Begin
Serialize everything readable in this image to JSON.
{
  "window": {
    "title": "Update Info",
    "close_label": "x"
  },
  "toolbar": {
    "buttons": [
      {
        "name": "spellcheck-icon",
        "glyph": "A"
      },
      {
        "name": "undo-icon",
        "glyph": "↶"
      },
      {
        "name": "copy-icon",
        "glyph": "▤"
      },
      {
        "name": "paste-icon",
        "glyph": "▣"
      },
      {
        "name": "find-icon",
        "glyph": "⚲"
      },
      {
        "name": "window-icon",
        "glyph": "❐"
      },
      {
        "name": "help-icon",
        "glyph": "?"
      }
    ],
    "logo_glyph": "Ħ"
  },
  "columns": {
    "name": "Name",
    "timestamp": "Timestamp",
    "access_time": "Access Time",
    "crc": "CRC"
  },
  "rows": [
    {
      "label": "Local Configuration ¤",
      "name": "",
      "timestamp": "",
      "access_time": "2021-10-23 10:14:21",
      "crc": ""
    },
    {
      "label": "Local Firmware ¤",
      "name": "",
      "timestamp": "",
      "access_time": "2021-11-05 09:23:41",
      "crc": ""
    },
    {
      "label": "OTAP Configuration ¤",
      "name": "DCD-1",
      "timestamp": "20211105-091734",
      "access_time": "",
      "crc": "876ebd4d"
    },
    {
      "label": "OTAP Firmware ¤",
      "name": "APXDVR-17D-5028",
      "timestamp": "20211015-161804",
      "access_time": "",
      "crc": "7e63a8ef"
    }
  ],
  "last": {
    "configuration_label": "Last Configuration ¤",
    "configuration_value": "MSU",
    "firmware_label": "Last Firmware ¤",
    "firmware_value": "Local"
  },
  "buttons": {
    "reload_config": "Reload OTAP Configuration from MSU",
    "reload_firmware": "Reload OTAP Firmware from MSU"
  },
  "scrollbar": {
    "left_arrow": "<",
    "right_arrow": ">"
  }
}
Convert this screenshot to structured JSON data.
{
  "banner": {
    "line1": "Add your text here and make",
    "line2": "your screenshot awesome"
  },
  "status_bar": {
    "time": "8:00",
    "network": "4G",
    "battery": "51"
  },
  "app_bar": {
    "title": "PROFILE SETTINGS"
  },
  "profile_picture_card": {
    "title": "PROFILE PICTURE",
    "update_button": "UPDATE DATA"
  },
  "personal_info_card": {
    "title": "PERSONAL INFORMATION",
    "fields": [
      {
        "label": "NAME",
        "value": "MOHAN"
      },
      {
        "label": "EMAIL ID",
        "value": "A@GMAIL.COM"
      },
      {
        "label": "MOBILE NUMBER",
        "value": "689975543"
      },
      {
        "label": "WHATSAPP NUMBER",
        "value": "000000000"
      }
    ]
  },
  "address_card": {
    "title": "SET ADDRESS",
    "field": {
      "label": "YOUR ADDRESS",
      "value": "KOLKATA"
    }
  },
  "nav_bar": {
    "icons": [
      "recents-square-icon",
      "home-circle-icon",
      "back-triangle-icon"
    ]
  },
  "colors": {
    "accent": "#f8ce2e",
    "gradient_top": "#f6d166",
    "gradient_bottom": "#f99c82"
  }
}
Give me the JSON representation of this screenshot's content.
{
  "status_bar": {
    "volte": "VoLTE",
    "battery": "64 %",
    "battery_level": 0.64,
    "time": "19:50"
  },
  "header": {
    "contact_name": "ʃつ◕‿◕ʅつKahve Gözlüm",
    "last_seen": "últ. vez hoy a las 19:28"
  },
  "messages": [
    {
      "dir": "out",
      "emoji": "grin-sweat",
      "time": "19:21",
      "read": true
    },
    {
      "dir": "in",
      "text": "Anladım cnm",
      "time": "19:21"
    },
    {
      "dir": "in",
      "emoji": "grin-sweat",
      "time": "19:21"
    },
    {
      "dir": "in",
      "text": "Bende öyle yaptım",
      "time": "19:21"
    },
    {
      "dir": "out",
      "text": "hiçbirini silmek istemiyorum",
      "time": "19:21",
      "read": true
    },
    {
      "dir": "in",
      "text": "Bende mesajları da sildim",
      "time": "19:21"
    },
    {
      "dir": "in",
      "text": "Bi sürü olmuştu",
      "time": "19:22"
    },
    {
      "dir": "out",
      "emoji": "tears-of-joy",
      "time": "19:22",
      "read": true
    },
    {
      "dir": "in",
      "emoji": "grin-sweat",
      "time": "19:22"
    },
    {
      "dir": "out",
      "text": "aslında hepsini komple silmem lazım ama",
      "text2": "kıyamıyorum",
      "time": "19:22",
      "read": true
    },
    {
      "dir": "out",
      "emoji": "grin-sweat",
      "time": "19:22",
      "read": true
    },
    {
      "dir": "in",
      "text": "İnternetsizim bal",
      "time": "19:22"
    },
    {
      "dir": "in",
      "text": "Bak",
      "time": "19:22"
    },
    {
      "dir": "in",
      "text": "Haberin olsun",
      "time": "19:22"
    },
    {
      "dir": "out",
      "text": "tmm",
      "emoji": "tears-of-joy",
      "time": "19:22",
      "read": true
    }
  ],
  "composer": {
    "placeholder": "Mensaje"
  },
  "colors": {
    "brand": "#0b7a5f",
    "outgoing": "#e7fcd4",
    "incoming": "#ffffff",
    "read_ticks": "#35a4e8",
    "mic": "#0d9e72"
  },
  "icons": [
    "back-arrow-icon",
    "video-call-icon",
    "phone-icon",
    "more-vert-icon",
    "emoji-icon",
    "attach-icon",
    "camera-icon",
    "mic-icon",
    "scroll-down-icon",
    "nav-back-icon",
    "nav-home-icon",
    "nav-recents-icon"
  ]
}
End
Copy out the full set of records precisely, leaving nothing out.

_ANSWER FOR THIS EXERCISE_
Serialize everything readable in this image to JSON.
{
  "window": {
    "title": "Update Info",
    "close_label": "x"
  },
  "toolbar": {
    "buttons": [
      {
        "name": "spellcheck-icon",
        "glyph": "A"
      },
      {
        "name": "undo-icon",
        "glyph": "↶"
      },
      {
        "name": "copy-icon",
        "glyph": "▤"
      },
      {
        "name": "paste-icon",
        "glyph": "▣"
      },
      {
        "name": "find-icon",
        "glyph": "⚲"
      },
      {
        "name": "window-icon",
        "glyph": "❐"
      },
      {
        "name": "help-icon",
        "glyph": "?"
      }
    ],
    "logo_glyph": "Ħ"
  },
  "columns": {
    "name": "Name",
    "timestamp": "Timestamp",
    "access_time": "Access Time",
    "crc": "CRC"
  },
  "rows": [
    {
      "label": "Local Configuration ¤",
      "name": "",
      "timestamp": "",
      "access_time": "2021-10-23 10:14:21",
      "crc": ""
    },
    {
      "label": "Local Firmware ¤",
      "name": "",
      "timestamp": "",
      "access_time": "2021-11-05 09:23:41",
      "crc": ""
    },
    {
      "label": "OTAP Configuration ¤",
      "name": "DCD-1",
      "timestamp": "20211105-091734",
      "access_time": "",
      "crc": "876ebd4d"
    },
    {
      "label": "OTAP Firmware ¤",
      "name": "APXDVR-17D-5028",
      "timestamp": "20211015-161804",
      "access_time": "",
      "crc": "7e63a8ef"
    }
  ],
  "last": {
    "configuration_label": "Last Configuration ¤",
    "configuration_value": "MSU",
    "firmware_label": "Last Firmware ¤",
    "firmware_value": "Local"
  },
  "buttons": {
    "reload_config": "Reload OTAP Configuration from MSU",
    "reload_firmware": "Reload OTAP Firmware from MSU"
  },
  "scrollbar": {
    "left_arrow": "<",
    "right_arrow": ">"
  }
}
Convert this screenshot to structured JSON data.
{
  "banner": {
    "line1": "Add your text here and make",
    "line2": "your screenshot awesome"
  },
  "status_bar": {
    "time": "8:00",
    "network": "4G",
    "battery": "51"
  },
  "app_bar": {
    "title": "PROFILE SETTINGS"
  },
  "profile_picture_card": {
    "title": "PROFILE PICTURE",
    "update_button": "UPDATE DATA"
  },
  "personal_info_card": {
    "title": "PERSONAL INFORMATION",
    "fields": [
      {
        "label": "NAME",
        "value": "MOHAN"
      },
      {
        "label": "EMAIL ID",
        "value": "A@GMAIL.COM"
      },
      {
        "label": "MOBILE NUMBER",
        "value": "689975543"
      },
      {
        "label": "WHATSAPP NUMBER",
        "value": "000000000"
      }
    ]
  },
  "address_card": {
    "title": "SET ADDRESS",
    "field": {
      "label": "YOUR ADDRESS",
      "value": "KOLKATA"
    }
  },
  "nav_bar": {
    "icons": [
      "recents-square-icon",
      "home-circle-icon",
      "back-triangle-icon"
    ]
  },
  "colors": {
    "accent": "#f8ce2e",
    "gradient_top": "#f6d166",
    "gradient_bottom": "#f99c82"
  }
}
Give me the JSON representation of this screenshot's content.
{
  "status_bar": {
    "volte": "VoLTE",
    "battery": "64 %",
    "battery_level": 0.64,
    "time": "19:50"
  },
  "header": {
    "contact_name": "ʃつ◕‿◕ʅつKahve Gözlüm",
    "last_seen": "últ. vez hoy a las 19:28"
  },
  "messages": [
    {
      "dir": "out",
      "emoji": "grin-sweat",
      "time": "19:21",
      "read": true
    },
    {
      "dir": "in",
      "text": "Anladım cnm",
      "time": "19:21"
    },
    {
      "dir": "in",
      "emoji": "grin-sweat",
      "time": "19:21"
    },
    {
      "dir": "in",
      "text": "Bende öyle yaptım",
      "time": "19:21"
    },
    {
      "dir": "out",
      "text": "hiçbirini silmek istemiyorum",
      "time": "19:21",
      "read": true
    },
    {
      "dir": "in",
      "text": "Bende mesajları da sildim",
      "time": "19:21"
    },
    {
      "dir": "in",
      "text": "Bi sürü olmuştu",
      "time": "19:22"
    },
    {
      "dir": "out",
      "emoji": "tears-of-joy",
      "time": "19:22",
      "read": true
    },
    {
      "dir": "in",
      "emoji": "grin-sweat",
      "time": "19:22"
    },
    {
      "dir": "out",
      "text": "aslında hepsini komple silmem lazım ama",
      "text2": "kıyamıyorum",
      "time": "19:22",
      "read": true
    },
    {
      "dir": "out",
      "emoji": "grin-sweat",
      "time": "19:22",
      "read": true
    },
    {
      "dir": "in",
      "text": "İnternetsizim bal",
      "time": "19:22"
    },
    {
      "dir": "in",
      "text": "Bak",
      "time": "19:22"
    },
    {
      "dir": "in",
      "text": "Haberin olsun",
      "time": "19:22"
    },
    {
      "dir": "out",
      "text": "tmm",
      "emoji": "tears-of-joy",
      "time": "19:22",
      "read": true
    }
  ],
  "composer": {
    "placeholder": "Mensaje"
  },
  "colors": {
    "brand": "#0b7a5f",
    "outgoing": "#e7fcd4",
    "incoming": "#ffffff",
    "read_ticks": "#35a4e8",
    "mic": "#0d9e72"
  },
  "icons": [
    "back-arrow-icon",
    "video-call-icon",
    "phone-icon",
    "more-vert-icon",
    "emoji-icon",
    "attach-icon",
    "camera-icon",
    "mic-icon",
    "scroll-down-icon",
    "nav-back-icon",
    "nav-home-icon",
    "nav-recents-icon"
  ]
}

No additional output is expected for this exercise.